WHAT TO DO: Pull every line of the entries that has the word "FFFFFF".
+ + +
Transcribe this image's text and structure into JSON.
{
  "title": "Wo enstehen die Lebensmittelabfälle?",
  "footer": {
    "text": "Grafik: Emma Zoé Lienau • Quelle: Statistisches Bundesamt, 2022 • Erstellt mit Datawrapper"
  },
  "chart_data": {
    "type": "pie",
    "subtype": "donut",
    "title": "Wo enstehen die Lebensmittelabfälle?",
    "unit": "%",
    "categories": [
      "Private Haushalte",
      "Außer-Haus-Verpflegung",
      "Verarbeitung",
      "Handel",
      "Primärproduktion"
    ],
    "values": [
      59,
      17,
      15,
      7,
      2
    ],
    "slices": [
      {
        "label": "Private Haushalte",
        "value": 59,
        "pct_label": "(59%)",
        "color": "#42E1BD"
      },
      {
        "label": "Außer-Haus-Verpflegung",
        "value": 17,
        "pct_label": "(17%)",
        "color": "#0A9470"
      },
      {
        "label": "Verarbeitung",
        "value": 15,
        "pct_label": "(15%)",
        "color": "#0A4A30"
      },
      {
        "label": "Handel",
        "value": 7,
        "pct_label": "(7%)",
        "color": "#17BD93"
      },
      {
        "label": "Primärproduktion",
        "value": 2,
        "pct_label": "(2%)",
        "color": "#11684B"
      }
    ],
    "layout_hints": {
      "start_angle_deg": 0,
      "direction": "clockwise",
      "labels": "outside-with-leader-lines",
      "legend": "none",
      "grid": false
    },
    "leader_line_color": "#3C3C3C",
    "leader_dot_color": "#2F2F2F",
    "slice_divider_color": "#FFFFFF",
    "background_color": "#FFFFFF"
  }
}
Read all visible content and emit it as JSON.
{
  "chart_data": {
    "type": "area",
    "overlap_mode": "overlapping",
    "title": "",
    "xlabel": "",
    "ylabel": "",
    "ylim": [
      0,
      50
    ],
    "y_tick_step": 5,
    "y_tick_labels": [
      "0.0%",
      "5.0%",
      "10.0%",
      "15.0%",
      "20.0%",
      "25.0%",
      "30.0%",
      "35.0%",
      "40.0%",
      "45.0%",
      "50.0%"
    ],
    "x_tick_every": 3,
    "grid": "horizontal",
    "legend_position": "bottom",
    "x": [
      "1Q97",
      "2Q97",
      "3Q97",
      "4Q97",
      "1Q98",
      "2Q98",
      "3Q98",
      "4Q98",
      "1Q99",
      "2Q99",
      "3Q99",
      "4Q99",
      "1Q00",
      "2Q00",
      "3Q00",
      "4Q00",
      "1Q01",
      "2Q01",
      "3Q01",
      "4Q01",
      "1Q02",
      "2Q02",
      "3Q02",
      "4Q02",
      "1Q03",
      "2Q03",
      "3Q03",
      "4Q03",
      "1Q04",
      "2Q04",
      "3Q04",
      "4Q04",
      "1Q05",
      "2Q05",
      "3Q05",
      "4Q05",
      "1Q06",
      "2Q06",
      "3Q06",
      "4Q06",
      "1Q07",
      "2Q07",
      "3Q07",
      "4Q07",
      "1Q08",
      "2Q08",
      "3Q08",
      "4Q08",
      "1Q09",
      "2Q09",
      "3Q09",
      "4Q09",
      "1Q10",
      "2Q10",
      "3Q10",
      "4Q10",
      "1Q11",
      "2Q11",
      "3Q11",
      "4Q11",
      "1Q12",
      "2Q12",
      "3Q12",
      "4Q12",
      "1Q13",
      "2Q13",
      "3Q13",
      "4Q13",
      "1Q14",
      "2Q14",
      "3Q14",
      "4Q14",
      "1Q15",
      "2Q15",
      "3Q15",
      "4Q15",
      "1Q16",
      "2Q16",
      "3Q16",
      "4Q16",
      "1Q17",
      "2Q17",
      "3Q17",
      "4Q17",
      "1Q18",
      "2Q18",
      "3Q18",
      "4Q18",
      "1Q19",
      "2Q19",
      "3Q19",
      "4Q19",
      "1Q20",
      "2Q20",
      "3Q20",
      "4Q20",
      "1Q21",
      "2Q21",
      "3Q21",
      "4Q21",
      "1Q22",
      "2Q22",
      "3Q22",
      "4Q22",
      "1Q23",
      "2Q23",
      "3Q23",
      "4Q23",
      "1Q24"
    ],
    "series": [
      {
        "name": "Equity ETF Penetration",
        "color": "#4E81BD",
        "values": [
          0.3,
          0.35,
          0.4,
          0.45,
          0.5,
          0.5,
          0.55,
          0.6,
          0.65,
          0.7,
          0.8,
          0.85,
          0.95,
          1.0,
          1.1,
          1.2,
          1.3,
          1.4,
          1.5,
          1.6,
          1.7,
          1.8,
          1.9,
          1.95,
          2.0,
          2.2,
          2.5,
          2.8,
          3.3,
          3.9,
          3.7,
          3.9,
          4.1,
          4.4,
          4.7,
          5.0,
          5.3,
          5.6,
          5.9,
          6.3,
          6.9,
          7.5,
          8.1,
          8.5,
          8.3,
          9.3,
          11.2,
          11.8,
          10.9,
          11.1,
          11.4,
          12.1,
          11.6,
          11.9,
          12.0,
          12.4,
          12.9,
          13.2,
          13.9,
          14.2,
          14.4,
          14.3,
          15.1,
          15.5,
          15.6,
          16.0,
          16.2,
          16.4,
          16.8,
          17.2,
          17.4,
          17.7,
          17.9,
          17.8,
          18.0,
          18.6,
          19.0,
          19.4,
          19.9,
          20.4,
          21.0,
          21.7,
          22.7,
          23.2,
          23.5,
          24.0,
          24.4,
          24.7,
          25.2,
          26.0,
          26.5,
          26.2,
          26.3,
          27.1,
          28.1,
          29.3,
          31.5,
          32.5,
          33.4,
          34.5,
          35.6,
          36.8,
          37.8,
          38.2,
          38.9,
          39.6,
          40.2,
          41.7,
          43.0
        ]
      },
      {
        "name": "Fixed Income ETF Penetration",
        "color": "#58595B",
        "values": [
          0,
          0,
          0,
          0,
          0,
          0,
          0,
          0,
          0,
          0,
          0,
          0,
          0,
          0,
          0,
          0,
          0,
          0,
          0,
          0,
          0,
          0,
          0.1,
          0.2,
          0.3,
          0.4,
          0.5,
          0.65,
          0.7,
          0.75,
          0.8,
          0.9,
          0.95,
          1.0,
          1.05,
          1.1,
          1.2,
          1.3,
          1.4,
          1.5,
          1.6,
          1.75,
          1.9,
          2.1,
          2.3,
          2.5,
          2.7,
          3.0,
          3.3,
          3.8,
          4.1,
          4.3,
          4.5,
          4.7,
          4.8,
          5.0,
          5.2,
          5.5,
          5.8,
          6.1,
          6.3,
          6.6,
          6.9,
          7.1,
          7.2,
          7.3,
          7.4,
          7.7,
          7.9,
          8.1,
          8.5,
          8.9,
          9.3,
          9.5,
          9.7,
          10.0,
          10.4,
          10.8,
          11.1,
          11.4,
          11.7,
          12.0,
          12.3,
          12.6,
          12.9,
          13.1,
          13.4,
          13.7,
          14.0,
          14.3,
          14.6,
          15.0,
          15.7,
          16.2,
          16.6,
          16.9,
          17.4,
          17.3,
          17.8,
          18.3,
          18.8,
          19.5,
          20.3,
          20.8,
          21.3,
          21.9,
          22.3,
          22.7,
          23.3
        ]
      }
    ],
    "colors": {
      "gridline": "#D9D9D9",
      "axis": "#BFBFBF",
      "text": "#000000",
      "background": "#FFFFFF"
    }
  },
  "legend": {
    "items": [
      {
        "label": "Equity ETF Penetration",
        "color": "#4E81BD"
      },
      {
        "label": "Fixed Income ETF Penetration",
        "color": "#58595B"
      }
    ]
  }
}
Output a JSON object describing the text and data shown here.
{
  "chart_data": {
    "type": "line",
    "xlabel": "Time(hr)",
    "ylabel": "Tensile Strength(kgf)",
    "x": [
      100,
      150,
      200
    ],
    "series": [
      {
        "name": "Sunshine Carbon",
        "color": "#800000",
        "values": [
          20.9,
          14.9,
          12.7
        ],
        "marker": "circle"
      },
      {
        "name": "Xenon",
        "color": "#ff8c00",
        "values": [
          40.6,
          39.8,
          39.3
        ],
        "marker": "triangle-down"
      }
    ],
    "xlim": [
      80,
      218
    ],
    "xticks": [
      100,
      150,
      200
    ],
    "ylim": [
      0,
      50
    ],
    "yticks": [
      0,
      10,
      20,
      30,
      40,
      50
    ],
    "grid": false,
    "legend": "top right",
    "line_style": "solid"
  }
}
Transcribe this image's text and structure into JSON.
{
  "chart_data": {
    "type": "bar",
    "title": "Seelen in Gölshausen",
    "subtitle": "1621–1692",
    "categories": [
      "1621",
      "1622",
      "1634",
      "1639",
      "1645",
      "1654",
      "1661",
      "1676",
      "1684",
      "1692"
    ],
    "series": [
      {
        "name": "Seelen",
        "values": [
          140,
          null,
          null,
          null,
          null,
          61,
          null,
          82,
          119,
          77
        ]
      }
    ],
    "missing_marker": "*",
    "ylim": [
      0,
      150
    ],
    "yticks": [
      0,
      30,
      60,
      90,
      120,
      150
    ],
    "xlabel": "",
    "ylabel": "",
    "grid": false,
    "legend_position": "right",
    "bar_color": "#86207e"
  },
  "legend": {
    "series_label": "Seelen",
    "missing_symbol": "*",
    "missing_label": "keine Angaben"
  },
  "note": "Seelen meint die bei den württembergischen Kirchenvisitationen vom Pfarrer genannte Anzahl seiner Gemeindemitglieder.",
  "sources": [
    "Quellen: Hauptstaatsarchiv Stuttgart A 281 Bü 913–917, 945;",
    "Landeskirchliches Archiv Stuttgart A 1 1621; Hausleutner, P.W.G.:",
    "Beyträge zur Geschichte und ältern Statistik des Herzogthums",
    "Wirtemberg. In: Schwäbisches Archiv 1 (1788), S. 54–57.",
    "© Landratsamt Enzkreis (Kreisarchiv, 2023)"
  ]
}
+ + +
EXERCISE OUTPUT:
    "slice_divider_color": "#FFFFFF",
    "background_color": "#FFFFFF"
      "background": "#FFFFFF"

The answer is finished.